EXERCISE> Using the records below, please work out how many lines contain "title"; answer with the number alone.

GIVEN RECORDS>

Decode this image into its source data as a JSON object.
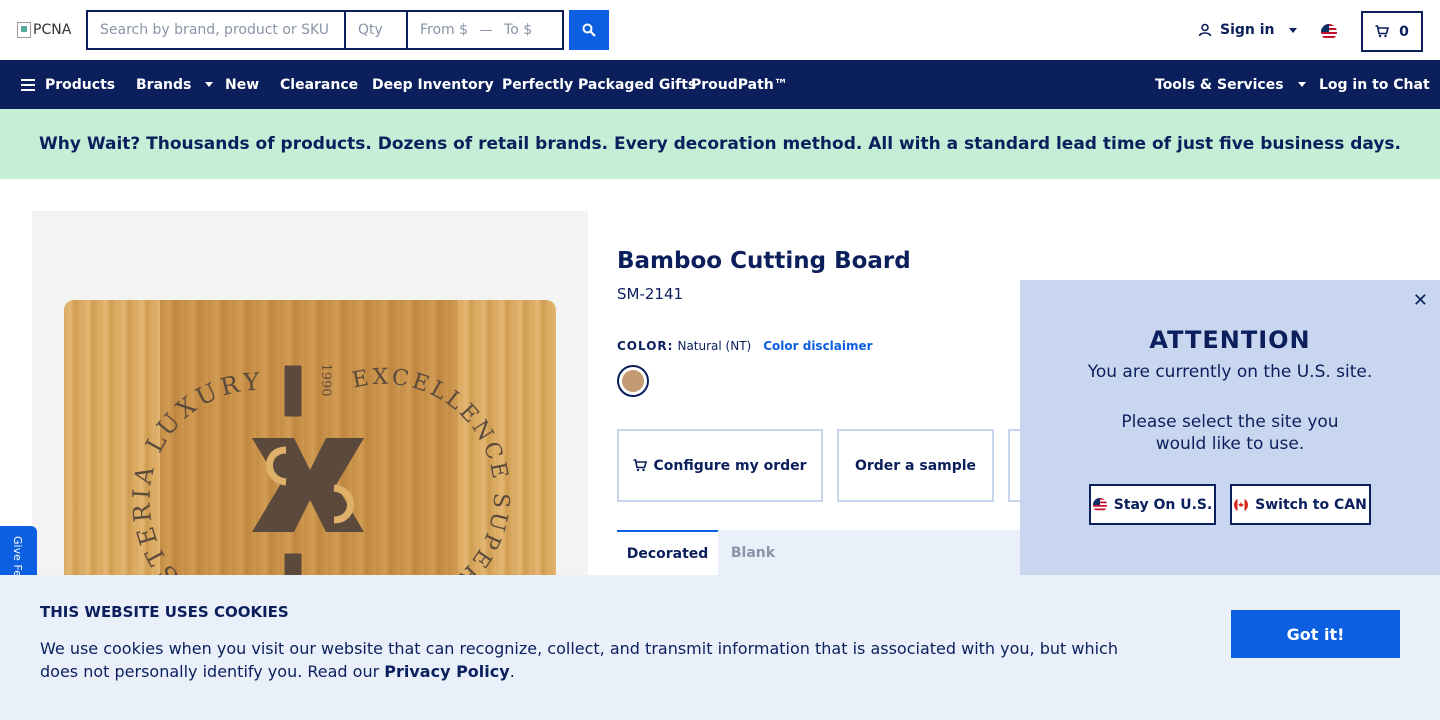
{
  "header": {
    "logo_alt": "PCNA",
    "search_placeholder": "Search by brand, product or SKU",
    "qty_placeholder": "Qty",
    "price_from_placeholder": "From $",
    "price_to_placeholder": "To $",
    "signin_label": "Sign in",
    "cart_count": "0"
  },
  "nav": {
    "products": "Products",
    "brands": "Brands",
    "new": "New",
    "clearance": "Clearance",
    "deep_inventory": "Deep Inventory",
    "gifts": "Perfectly Packaged Gifts",
    "proudpath": "ProudPath™",
    "tools": "Tools & Services",
    "chat": "Log in to Chat"
  },
  "banner": {
    "text": "Why Wait? Thousands of products. Dozens of retail brands. Every decoration method. All with a standard lead time of just five business days."
  },
  "feedback": {
    "label": "Give Feedback"
  },
  "product": {
    "title": "Bamboo Cutting Board",
    "sku": "SM-2141",
    "color_label": "COLOR:",
    "color_value": "Natural (NT)",
    "color_disclaimer": "Color disclaimer",
    "swatch_color": "#c49a72",
    "configure_label": "Configure my order",
    "sample_label": "Order a sample",
    "tabs": [
      {
        "label": "Decorated",
        "active": true
      },
      {
        "label": "Blank",
        "active": false
      }
    ]
  },
  "attention": {
    "title": "ATTENTION",
    "line1": "You are currently on the U.S. site.",
    "line2": "Please select the site you would like to use.",
    "stay_label": "Stay On U.S.",
    "switch_label": "Switch to CAN"
  },
  "cookie": {
    "title": "THIS WEBSITE USES COOKIES",
    "text": "We use cookies when you visit our website that can recognize, collect, and transmit information that is associated with you, but which does not personally identify you. Read our",
    "link": "Privacy Policy",
    "end": ".",
    "button": "Got it!"
  },
  "colors": {
    "navy": "#0b1f5c",
    "blue": "#0b5fe0",
    "banner_green": "#c4efd6",
    "modal_bg": "#c8d6ef"
  }
}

SOLUTION TO THIS EXERCISE> 3